DIRECTIONS FOR THIS TASK: Retype the material below. Keep every word exactly as it is.

+ + + + + + +

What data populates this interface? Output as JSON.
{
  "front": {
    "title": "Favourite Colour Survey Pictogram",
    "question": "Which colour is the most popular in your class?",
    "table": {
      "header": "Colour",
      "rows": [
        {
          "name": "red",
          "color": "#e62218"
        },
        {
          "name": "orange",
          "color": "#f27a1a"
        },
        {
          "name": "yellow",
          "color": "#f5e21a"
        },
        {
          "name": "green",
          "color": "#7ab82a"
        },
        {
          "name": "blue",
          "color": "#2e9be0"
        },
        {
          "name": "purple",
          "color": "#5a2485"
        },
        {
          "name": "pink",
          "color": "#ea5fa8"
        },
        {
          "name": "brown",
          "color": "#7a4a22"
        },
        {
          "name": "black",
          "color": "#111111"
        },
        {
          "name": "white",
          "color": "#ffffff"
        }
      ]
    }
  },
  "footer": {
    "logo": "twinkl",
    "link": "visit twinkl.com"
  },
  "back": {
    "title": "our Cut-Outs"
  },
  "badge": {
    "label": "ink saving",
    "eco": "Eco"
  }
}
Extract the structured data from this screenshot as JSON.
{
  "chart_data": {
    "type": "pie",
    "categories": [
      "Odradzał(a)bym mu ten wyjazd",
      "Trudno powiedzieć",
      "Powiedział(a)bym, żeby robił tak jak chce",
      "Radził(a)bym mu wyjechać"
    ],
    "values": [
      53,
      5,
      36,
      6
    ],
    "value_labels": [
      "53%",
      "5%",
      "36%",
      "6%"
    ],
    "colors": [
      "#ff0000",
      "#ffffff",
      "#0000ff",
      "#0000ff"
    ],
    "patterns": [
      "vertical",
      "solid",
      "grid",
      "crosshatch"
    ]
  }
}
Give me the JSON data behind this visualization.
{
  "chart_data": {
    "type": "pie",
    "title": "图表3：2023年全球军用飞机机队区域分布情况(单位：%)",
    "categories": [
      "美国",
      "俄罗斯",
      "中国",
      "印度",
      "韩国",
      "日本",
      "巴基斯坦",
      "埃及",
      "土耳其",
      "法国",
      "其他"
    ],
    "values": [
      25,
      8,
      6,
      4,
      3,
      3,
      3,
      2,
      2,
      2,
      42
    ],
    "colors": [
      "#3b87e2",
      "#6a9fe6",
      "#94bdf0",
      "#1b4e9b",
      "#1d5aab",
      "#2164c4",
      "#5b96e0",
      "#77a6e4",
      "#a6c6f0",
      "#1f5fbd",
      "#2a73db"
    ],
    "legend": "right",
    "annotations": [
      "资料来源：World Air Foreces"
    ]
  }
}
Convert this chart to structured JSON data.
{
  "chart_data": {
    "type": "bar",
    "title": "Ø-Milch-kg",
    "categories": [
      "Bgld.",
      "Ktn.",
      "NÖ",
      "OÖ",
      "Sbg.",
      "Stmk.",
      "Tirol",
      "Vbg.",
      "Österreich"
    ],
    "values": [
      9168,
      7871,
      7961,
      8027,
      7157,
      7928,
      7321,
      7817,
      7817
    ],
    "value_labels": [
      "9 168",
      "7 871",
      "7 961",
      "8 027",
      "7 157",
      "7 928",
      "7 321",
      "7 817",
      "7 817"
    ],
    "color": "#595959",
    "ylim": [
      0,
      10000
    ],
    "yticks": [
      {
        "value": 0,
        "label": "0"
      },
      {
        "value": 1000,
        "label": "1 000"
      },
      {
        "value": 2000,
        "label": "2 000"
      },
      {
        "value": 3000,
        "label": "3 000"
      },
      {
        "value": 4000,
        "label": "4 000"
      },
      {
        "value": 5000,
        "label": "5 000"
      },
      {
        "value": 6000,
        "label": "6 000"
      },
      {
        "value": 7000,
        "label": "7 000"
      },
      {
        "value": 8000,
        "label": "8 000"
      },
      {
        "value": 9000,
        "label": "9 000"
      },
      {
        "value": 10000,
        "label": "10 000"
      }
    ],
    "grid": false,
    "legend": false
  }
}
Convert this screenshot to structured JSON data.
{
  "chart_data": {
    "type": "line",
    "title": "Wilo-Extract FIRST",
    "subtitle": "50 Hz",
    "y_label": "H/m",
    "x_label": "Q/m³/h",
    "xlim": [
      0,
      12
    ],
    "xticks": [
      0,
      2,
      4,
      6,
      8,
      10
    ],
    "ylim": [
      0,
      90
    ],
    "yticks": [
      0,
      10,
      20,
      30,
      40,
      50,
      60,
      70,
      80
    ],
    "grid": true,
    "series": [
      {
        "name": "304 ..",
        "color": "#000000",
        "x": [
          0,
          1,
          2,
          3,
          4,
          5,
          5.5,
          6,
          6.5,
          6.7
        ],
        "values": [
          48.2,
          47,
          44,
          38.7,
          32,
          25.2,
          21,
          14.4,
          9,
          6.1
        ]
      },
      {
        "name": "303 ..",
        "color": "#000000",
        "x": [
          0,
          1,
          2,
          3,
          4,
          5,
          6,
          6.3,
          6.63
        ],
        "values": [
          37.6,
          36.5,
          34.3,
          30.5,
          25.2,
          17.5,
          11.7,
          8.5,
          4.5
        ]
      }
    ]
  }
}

+ + + + + + +

RESPONSE:
What data populates this interface? Output as JSON.
{
  "front": {
    "title": "Favourite Colour Survey Pictogram",
    "question": "Which colour is the most popular in your class?",
    "table": {
      "header": "Colour",
      "rows": [
        {
          "name": "red",
          "color": "#e62218"
        },
        {
          "name": "orange",
          "color": "#f27a1a"
        },
        {
          "name": "yellow",
          "color": "#f5e21a"
        },
        {
          "name": "green",
          "color": "#7ab82a"
        },
        {
          "name": "blue",
          "color": "#2e9be0"
        },
        {
          "name": "purple",
          "color": "#5a2485"
        },
        {
          "name": "pink",
          "color": "#ea5fa8"
        },
        {
          "name": "brown",
          "color": "#7a4a22"
        },
        {
          "name": "black",
          "color": "#111111"
        },
        {
          "name": "white",
          "color": "#ffffff"
        }
      ]
    }
  },
  "footer": {
    "logo": "twinkl",
    "link": "visit twinkl.com"
  },
  "back": {
    "title": "our Cut-Outs"
  },
  "badge": {
    "label": "ink saving",
    "eco": "Eco"
  }
}
Extract the structured data from this screenshot as JSON.
{
  "chart_data": {
    "type": "pie",
    "categories": [
      "Odradzał(a)bym mu ten wyjazd",
      "Trudno powiedzieć",
      "Powiedział(a)bym, żeby robił tak jak chce",
      "Radził(a)bym mu wyjechać"
    ],
    "values": [
      53,
      5,
      36,
      6
    ],
    "value_labels": [
      "53%",
      "5%",
      "36%",
      "6%"
    ],
    "colors": [
      "#ff0000",
      "#ffffff",
      "#0000ff",
      "#0000ff"
    ],
    "patterns": [
      "vertical",
      "solid",
      "grid",
      "crosshatch"
    ]
  }
}
Give me the JSON data behind this visualization.
{
  "chart_data": {
    "type": "pie",
    "title": "图表3：2023年全球军用飞机机队区域分布情况(单位：%)",
    "categories": [
      "美国",
      "俄罗斯",
      "中国",
      "印度",
      "韩国",
      "日本",
      "巴基斯坦",
      "埃及",
      "土耳其",
      "法国",
      "其他"
    ],
    "values": [
      25,
      8,
      6,
      4,
      3,
      3,
      3,
      2,
      2,
      2,
      42
    ],
    "colors": [
      "#3b87e2",
      "#6a9fe6",
      "#94bdf0",
      "#1b4e9b",
      "#1d5aab",
      "#2164c4",
      "#5b96e0",
      "#77a6e4",
      "#a6c6f0",
      "#1f5fbd",
      "#2a73db"
    ],
    "legend": "right",
    "annotations": [
      "资料来源：World Air Foreces"
    ]
  }
}
Convert this chart to structured JSON data.
{
  "chart_data": {
    "type": "bar",
    "title": "Ø-Milch-kg",
    "categories": [
      "Bgld.",
      "Ktn.",
      "NÖ",
      "OÖ",
      "Sbg.",
      "Stmk.",
      "Tirol",
      "Vbg.",
      "Österreich"
    ],
    "values": [
      9168,
      7871,
      7961,
      8027,
      7157,
      7928,
      7321,
      7817,
      7817
    ],
    "value_labels": [
      "9 168",
      "7 871",
      "7 961",
      "8 027",
      "7 157",
      "7 928",
      "7 321",
      "7 817",
      "7 817"
    ],
    "color": "#595959",
    "ylim": [
      0,
      10000
    ],
    "yticks": [
      {
        "value": 0,
        "label": "0"
      },
      {
        "value": 1000,
        "label": "1 000"
      },
      {
        "value": 2000,
        "label": "2 000"
      },
      {
        "value": 3000,
        "label": "3 000"
      },
      {
        "value": 4000,
        "label": "4 000"
      },
      {
        "value": 5000,
        "label": "5 000"
      },
      {
        "value": 6000,
        "label": "6 000"
      },
      {
        "value": 7000,
        "label": "7 000"
      },
      {
        "value": 8000,
        "label": "8 000"
      },
      {
        "value": 9000,
        "label": "9 000"
      },
      {
        "value": 10000,
        "label": "10 000"
      }
    ],
    "grid": false,
    "legend": false
  }
}
Convert this screenshot to structured JSON data.
{
  "chart_data": {
    "type": "line",
    "title": "Wilo-Extract FIRST",
    "subtitle": "50 Hz",
    "y_label": "H/m",
    "x_label": "Q/m³/h",
    "xlim": [
      0,
      12
    ],
    "xticks": [
      0,
      2,
      4,
      6,
      8,
      10
    ],
    "ylim": [
      0,
      90
    ],
    "yticks": [
      0,
      10,
      20,
      30,
      40,
      50,
      60,
      70,
      80
    ],
    "grid": true,
    "series": [
      {
        "name": "304 ..",
        "color": "#000000",
        "x": [
          0,
          1,
          2,
          3,
          4,
          5,
          5.5,
          6,
          6.5,
          6.7
        ],
        "values": [
          48.2,
          47,
          44,
          38.7,
          32,
          25.2,
          21,
          14.4,
          9,
          6.1
        ]
      },
      {
        "name": "303 ..",
        "color": "#000000",
        "x": [
          0,
          1,
          2,
          3,
          4,
          5,
          6,
          6.3,
          6.63
        ],
        "values": [
          37.6,
          36.5,
          34.3,
          30.5,
          25.2,
          17.5,
          11.7,
          8.5,
          4.5
        ]
      }
    ]
  }
}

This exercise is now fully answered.